__Your instructions__
Every record should be copied exactly, except that pictures are to be omitted.

__Items from a data source__
----

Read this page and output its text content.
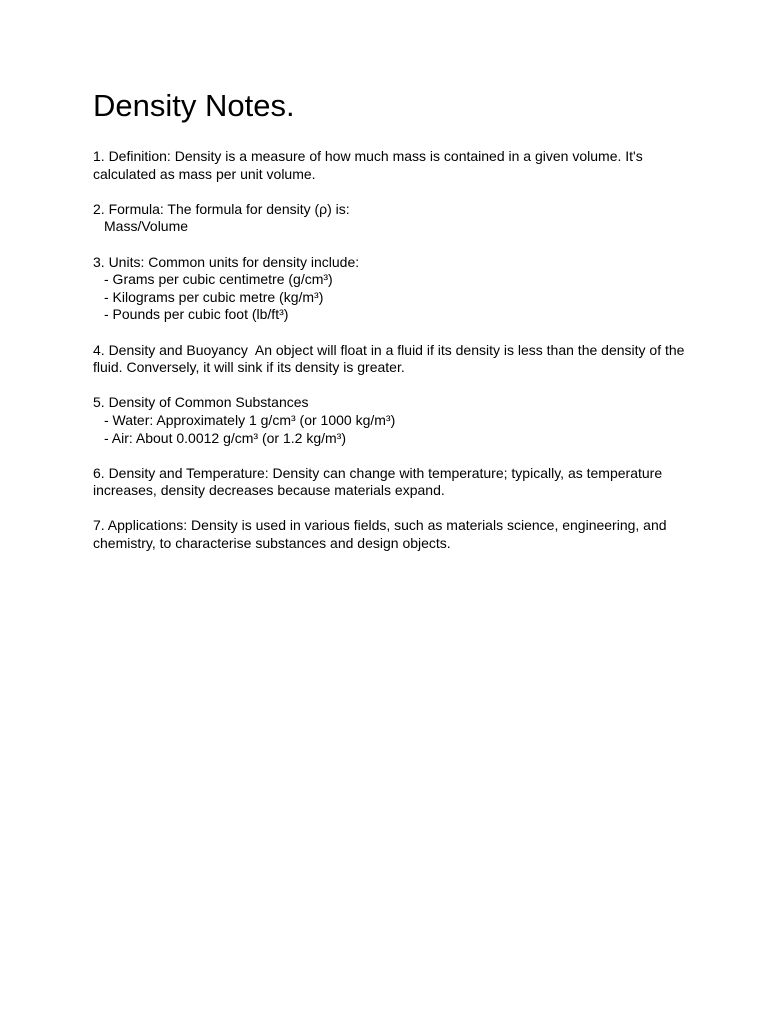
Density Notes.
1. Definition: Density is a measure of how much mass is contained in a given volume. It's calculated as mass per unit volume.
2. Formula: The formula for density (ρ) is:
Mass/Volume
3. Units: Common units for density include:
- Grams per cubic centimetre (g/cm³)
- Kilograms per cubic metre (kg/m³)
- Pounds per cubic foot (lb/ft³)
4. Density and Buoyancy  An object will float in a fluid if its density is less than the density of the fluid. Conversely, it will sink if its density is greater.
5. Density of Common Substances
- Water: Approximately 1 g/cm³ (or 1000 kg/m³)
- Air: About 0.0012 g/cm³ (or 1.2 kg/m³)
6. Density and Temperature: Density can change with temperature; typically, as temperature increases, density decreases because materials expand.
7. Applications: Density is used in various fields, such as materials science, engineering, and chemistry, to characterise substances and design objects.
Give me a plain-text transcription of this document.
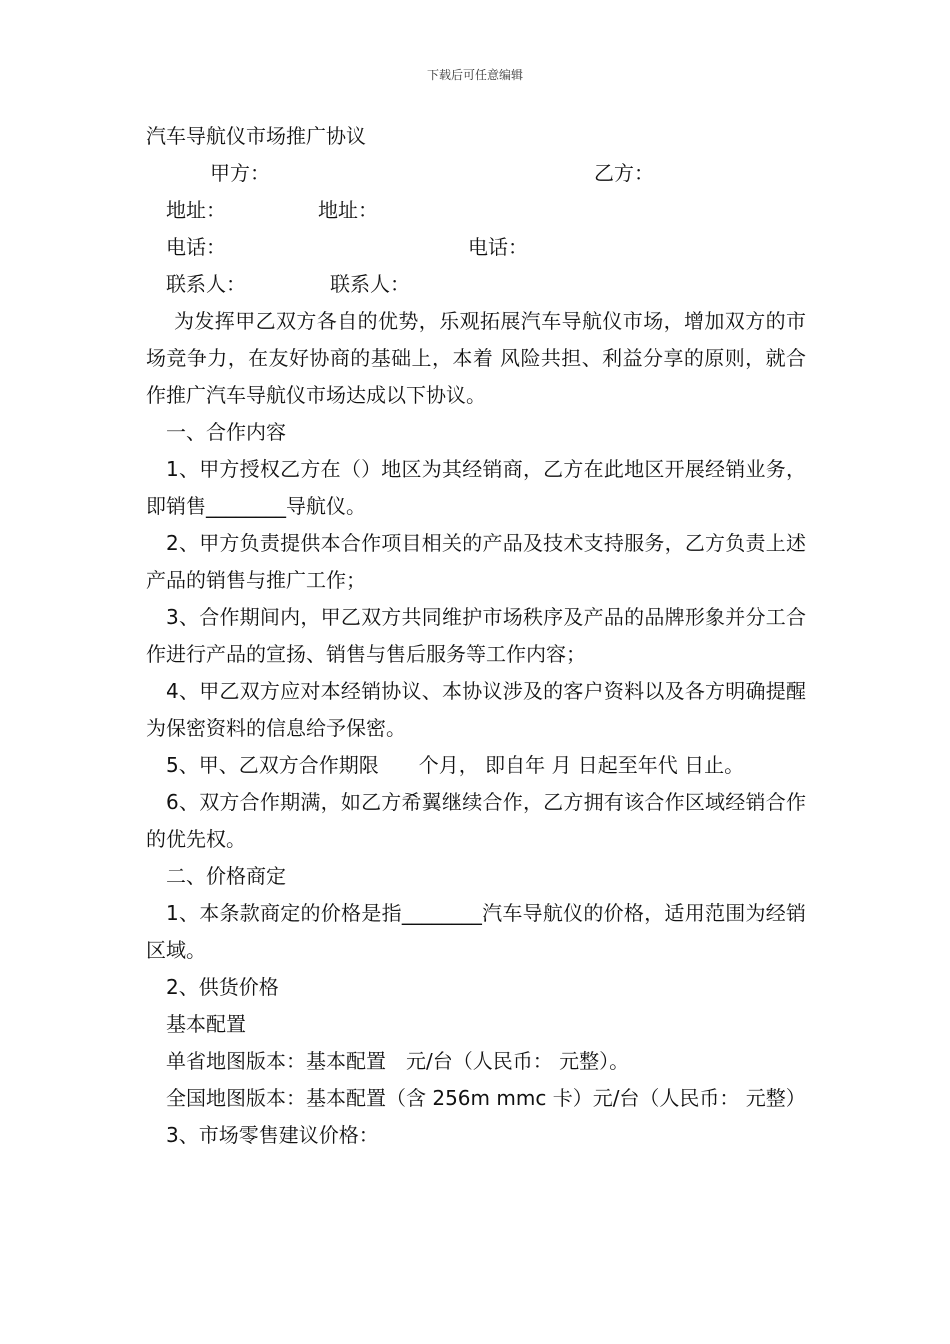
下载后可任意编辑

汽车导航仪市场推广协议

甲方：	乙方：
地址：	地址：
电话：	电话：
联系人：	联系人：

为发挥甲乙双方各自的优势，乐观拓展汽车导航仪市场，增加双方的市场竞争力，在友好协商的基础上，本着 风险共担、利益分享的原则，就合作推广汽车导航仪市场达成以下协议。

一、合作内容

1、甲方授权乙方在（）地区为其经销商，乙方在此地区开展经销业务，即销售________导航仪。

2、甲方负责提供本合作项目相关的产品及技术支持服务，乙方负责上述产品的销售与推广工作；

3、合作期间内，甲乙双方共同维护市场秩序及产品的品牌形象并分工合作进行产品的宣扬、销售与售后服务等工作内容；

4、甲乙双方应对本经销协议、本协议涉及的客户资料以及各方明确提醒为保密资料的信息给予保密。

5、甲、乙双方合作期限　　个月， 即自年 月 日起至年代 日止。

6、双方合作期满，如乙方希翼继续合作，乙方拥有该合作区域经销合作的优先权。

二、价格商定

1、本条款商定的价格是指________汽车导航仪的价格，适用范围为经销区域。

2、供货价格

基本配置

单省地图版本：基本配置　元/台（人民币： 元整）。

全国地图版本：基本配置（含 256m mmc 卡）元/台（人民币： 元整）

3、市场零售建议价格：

----

__Correct answer__
Read this page and output its text content.
Density Notes.
1. Definition: Density is a measure of how much mass is contained in a given volume. It's calculated as mass per unit volume.
2. Formula: The formula for density (ρ) is:
Mass/Volume
3. Units: Common units for density include:
- Grams per cubic centimetre (g/cm³)
- Kilograms per cubic metre (kg/m³)
- Pounds per cubic foot (lb/ft³)
4. Density and Buoyancy  An object will float in a fluid if its density is less than the density of the fluid. Conversely, it will sink if its density is greater.
5. Density of Common Substances
- Water: Approximately 1 g/cm³ (or 1000 kg/m³)
- Air: About 0.0012 g/cm³ (or 1.2 kg/m³)
6. Density and Temperature: Density can change with temperature; typically, as temperature increases, density decreases because materials expand.
7. Applications: Density is used in various fields, such as materials science, engineering, and chemistry, to characterise substances and design objects.
Give me a plain-text transcription of this document.
下载后可任意编辑

汽车导航仪市场推广协议

甲方：	乙方：
地址：	地址：
电话：	电话：
联系人：	联系人：

为发挥甲乙双方各自的优势，乐观拓展汽车导航仪市场，增加双方的市场竞争力，在友好协商的基础上，本着 风险共担、利益分享的原则，就合作推广汽车导航仪市场达成以下协议。

一、合作内容

1、甲方授权乙方在（）地区为其经销商，乙方在此地区开展经销业务，即销售________导航仪。

2、甲方负责提供本合作项目相关的产品及技术支持服务，乙方负责上述产品的销售与推广工作；

3、合作期间内，甲乙双方共同维护市场秩序及产品的品牌形象并分工合作进行产品的宣扬、销售与售后服务等工作内容；

4、甲乙双方应对本经销协议、本协议涉及的客户资料以及各方明确提醒为保密资料的信息给予保密。

5、甲、乙双方合作期限　　个月， 即自年 月 日起至年代 日止。

6、双方合作期满，如乙方希翼继续合作，乙方拥有该合作区域经销合作的优先权。

二、价格商定

1、本条款商定的价格是指________汽车导航仪的价格，适用范围为经销区域。

2、供货价格

基本配置

单省地图版本：基本配置　元/台（人民币： 元整）。

全国地图版本：基本配置（含 256m mmc 卡）元/台（人民币： 元整）

3、市场零售建议价格：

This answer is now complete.